Do this:
Find the lines with "иностранного" in them and copy them out.

/---

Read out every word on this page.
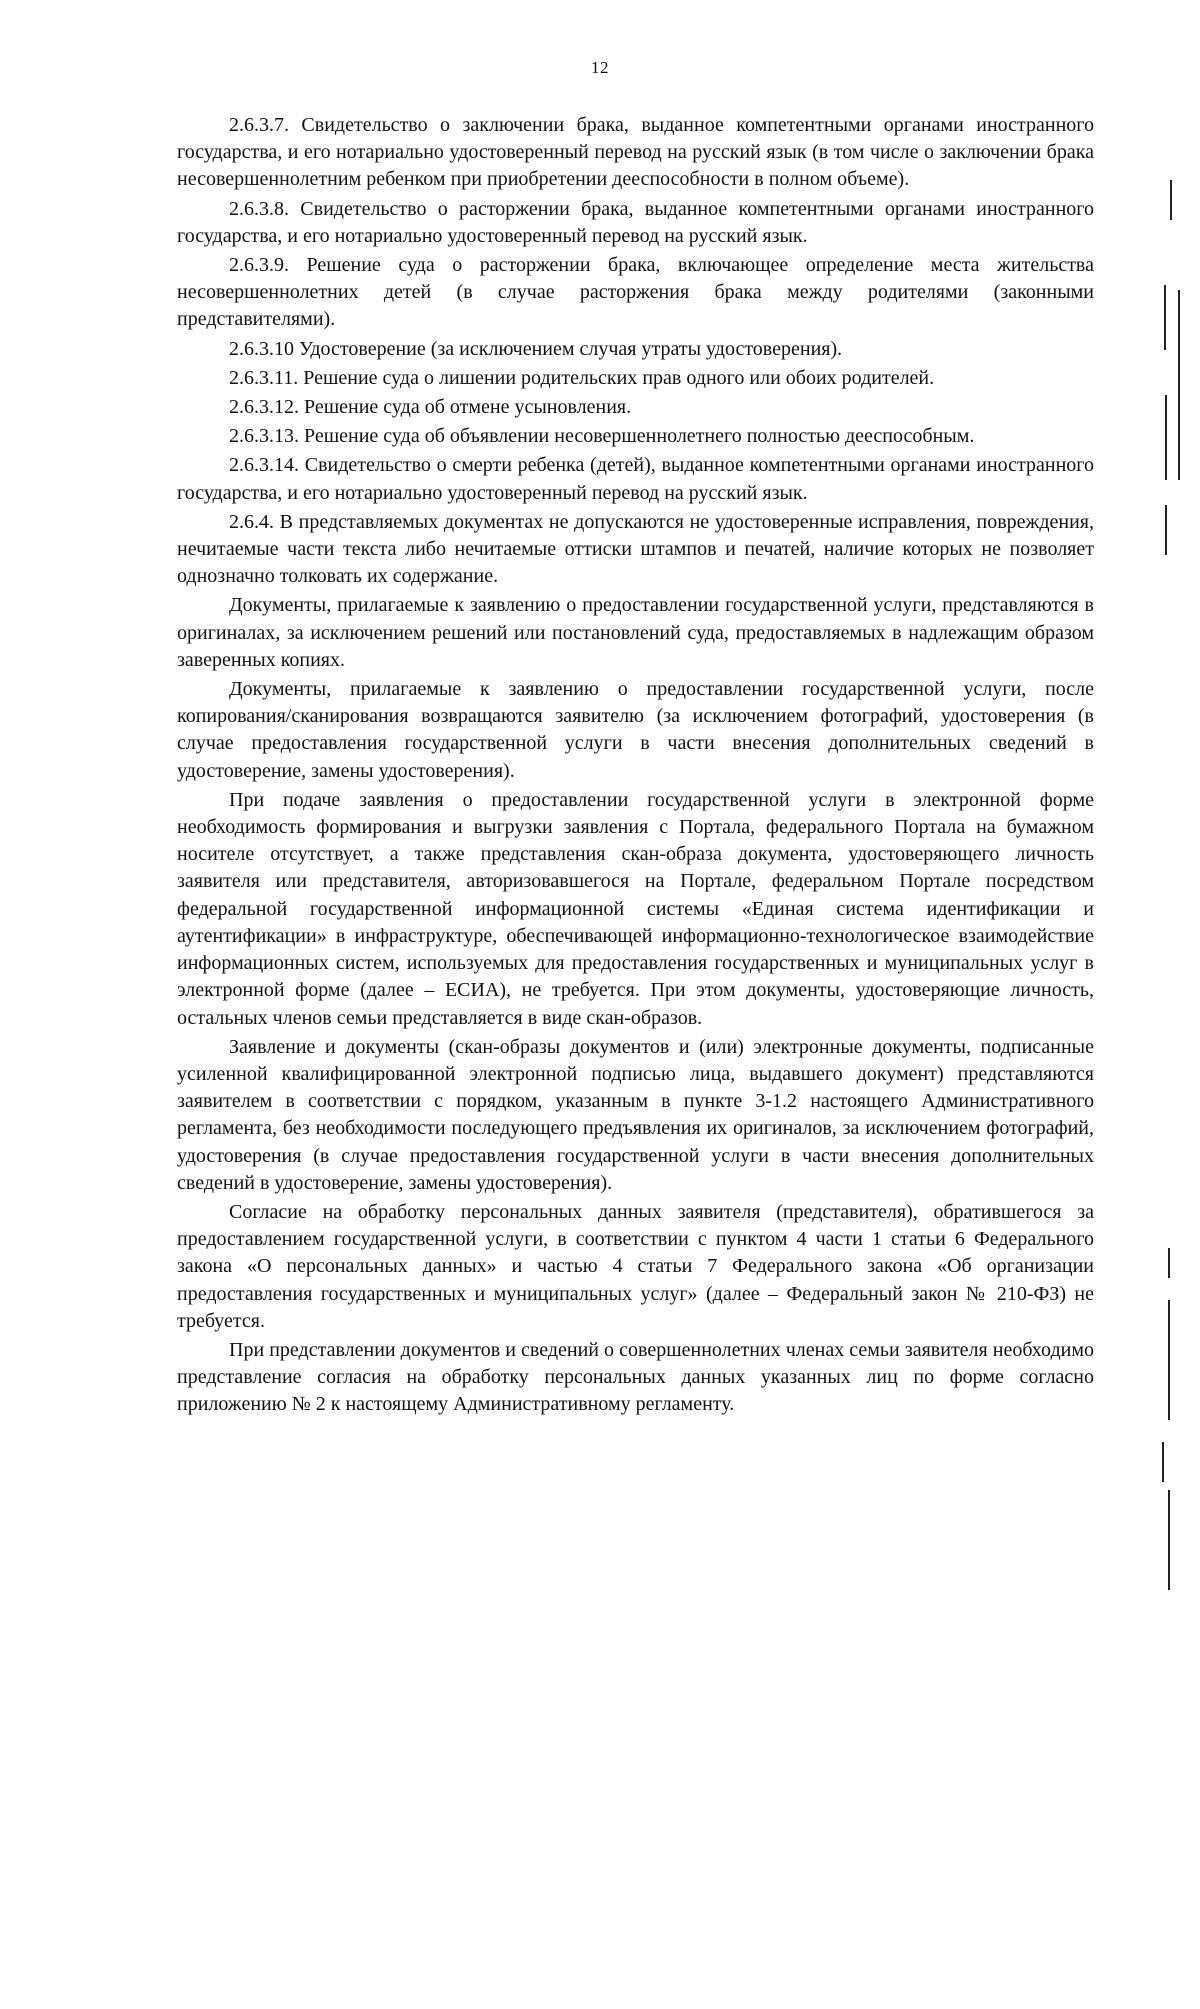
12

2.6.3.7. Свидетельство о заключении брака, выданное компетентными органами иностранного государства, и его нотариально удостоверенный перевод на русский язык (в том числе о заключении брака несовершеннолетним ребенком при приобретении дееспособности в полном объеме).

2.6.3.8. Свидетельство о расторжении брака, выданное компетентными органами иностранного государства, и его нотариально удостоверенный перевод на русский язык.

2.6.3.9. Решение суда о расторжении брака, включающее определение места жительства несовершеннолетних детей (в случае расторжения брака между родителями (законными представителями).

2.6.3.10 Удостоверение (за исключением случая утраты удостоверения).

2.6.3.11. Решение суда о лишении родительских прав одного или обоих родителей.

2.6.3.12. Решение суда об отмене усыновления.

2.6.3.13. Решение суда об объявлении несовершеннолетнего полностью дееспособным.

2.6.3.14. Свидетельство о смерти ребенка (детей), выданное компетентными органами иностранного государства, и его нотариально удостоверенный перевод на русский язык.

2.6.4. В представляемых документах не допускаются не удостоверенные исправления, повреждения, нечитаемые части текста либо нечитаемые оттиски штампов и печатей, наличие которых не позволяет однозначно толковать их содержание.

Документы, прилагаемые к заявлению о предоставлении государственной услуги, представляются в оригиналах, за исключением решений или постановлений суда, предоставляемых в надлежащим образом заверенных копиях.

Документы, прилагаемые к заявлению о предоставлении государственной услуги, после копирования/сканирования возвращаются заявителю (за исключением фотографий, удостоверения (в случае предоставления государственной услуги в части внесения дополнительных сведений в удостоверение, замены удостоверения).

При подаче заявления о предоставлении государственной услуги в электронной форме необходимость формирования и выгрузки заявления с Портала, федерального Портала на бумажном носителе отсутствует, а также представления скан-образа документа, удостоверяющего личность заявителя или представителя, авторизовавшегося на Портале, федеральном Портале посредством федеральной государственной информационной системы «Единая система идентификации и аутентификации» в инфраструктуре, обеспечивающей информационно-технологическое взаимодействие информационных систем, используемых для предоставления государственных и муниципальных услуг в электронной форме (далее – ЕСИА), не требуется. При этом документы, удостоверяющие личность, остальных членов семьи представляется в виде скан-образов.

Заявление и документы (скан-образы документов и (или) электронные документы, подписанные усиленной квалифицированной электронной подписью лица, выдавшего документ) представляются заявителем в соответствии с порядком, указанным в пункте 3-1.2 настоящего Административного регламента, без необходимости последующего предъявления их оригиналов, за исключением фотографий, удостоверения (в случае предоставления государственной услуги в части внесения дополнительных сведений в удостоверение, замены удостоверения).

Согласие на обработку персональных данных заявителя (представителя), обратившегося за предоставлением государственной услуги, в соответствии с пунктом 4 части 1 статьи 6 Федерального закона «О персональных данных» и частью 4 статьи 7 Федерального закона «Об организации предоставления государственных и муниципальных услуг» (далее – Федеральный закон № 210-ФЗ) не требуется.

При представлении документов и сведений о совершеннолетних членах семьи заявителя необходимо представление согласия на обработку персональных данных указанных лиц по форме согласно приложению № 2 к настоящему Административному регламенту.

\---

Correct response:
2.6.3.7. Свидетельство о заключении брака, выданное компетентными органами иностранного государства, и его нотариально удостоверенный перевод на русский язык (в том числе о заключении брака несовершеннолетним ребенком при приобретении дееспособности в полном объеме).
2.6.3.8. Свидетельство о расторжении брака, выданное компетентными органами иностранного государства, и его нотариально удостоверенный перевод на русский язык.
2.6.3.14. Свидетельство о смерти ребенка (детей), выданное компетентными органами иностранного государства, и его нотариально удостоверенный перевод на русский язык.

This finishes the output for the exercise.